[Some records]
---------------

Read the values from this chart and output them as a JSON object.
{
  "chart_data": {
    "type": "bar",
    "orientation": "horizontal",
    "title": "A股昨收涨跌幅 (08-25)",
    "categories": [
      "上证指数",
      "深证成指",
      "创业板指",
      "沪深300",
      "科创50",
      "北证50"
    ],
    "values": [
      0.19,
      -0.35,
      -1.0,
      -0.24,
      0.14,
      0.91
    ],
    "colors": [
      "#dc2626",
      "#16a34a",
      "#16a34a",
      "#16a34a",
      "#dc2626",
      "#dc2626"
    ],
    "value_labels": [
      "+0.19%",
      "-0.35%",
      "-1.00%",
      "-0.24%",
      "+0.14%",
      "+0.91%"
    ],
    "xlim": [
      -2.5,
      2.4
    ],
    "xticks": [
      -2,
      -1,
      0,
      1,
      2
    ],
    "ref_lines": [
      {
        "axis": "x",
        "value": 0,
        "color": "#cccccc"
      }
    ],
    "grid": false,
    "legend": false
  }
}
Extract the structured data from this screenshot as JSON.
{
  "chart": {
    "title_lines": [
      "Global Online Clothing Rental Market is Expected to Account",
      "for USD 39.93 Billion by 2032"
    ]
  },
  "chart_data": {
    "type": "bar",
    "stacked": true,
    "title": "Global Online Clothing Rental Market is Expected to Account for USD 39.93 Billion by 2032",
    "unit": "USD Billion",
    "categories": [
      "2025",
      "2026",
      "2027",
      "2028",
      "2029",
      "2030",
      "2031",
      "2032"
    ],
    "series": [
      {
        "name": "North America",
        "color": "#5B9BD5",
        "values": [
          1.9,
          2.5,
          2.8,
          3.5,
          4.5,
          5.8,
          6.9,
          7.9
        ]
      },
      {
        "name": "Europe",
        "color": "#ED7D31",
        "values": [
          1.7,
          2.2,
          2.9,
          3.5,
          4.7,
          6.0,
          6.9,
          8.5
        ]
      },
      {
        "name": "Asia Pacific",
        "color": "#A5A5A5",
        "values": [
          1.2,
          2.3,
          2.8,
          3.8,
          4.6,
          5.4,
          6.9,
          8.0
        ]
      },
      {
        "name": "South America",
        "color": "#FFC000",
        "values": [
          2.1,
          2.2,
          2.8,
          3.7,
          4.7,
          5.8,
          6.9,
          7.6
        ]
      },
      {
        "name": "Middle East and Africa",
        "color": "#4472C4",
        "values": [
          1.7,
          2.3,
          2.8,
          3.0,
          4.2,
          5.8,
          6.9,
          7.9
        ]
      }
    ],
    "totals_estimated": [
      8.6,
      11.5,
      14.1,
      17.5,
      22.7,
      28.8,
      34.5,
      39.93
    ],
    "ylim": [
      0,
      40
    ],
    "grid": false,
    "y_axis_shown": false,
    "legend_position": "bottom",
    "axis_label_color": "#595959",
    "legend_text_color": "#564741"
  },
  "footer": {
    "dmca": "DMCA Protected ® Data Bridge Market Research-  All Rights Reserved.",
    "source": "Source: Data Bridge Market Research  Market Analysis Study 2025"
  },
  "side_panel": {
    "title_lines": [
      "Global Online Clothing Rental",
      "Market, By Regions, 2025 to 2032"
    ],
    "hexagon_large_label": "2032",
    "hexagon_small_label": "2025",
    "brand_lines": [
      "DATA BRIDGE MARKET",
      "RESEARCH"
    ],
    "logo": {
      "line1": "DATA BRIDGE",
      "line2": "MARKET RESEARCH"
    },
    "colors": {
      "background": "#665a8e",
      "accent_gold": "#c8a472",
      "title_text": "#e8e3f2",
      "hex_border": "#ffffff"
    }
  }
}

---------------

TASK PROMPT — Pick out the lines above that hold the string "JSON" and show them.

RESULT —
Read the values from this chart and output them as a JSON object.
Extract the structured data from this screenshot as JSON.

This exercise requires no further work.